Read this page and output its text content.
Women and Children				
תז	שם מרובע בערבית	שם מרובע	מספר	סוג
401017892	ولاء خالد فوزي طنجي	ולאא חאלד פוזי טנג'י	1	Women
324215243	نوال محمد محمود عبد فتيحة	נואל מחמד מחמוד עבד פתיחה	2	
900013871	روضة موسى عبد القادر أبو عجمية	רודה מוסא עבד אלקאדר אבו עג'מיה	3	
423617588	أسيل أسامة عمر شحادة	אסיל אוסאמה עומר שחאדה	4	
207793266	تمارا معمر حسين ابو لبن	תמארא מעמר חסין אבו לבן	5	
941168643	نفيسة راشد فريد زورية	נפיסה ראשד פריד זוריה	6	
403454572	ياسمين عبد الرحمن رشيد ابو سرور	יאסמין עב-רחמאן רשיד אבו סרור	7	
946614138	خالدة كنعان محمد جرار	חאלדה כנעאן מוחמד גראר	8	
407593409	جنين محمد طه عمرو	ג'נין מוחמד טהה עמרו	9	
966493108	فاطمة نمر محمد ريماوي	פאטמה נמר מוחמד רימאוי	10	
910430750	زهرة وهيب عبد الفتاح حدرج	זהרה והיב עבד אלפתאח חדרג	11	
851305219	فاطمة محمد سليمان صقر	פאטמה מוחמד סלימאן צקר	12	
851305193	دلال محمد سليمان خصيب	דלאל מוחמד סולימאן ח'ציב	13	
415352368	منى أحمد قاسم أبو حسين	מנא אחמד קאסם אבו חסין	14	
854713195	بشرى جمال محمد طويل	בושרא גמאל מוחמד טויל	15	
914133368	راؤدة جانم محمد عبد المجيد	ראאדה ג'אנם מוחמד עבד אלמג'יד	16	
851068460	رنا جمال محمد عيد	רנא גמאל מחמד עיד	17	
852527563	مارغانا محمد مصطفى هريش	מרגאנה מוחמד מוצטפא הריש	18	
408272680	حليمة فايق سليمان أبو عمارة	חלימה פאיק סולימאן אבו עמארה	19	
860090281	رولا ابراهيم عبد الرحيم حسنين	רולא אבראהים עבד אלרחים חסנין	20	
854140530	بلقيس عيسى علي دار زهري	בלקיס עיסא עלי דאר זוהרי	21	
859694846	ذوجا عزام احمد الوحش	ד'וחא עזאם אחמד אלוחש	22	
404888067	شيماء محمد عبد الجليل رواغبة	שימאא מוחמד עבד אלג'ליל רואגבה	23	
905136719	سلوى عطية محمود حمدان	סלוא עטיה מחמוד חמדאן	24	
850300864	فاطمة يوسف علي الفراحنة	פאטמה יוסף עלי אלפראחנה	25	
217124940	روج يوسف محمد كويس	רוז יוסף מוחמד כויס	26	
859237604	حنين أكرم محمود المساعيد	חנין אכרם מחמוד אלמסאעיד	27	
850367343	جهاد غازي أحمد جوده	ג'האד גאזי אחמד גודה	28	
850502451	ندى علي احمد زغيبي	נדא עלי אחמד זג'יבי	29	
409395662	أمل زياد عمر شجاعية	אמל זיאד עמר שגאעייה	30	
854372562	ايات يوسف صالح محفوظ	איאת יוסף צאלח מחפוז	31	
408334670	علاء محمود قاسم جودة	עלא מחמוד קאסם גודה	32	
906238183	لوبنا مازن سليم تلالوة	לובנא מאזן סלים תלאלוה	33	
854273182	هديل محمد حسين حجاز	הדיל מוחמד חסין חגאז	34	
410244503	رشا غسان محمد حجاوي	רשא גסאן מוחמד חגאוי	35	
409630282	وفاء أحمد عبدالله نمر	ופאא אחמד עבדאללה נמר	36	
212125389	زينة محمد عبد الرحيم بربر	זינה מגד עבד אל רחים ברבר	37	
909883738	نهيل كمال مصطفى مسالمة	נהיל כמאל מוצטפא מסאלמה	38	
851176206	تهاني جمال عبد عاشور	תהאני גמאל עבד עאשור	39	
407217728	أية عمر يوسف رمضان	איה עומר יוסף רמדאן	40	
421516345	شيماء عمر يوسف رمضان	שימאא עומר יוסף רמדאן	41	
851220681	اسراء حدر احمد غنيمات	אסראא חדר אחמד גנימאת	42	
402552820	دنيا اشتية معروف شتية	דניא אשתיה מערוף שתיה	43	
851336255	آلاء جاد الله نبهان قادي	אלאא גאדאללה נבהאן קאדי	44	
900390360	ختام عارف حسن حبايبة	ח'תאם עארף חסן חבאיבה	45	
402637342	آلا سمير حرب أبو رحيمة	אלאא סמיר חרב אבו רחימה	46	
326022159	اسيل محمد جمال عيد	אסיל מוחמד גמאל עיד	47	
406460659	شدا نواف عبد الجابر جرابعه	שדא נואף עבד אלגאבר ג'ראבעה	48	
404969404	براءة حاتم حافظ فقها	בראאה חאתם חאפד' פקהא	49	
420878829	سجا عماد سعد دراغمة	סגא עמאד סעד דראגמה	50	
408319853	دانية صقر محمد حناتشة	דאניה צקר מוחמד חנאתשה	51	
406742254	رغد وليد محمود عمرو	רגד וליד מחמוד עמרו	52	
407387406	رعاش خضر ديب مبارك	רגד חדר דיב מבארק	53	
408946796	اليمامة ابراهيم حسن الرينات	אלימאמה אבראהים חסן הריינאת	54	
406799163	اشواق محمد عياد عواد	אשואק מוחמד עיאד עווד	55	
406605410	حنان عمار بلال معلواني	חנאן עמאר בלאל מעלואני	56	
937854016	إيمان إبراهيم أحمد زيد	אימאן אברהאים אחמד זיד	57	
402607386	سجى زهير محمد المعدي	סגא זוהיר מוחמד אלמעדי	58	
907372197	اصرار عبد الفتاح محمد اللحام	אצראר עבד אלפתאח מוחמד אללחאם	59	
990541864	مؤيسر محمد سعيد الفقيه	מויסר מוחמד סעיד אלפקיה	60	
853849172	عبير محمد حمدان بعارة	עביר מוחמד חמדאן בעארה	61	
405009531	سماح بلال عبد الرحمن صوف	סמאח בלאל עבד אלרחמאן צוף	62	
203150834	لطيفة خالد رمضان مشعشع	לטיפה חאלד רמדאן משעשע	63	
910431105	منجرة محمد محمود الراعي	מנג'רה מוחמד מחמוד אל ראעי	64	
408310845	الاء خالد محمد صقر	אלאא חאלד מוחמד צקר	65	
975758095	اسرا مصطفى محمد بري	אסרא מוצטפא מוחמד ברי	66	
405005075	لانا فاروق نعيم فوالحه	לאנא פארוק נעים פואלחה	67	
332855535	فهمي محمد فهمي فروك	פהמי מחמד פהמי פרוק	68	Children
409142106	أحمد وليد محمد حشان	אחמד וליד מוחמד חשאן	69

──────────

• **Problem details**
Work out how many lines in the records above hold the string "ابراهيم", then give only that count.

• **Written answer**
2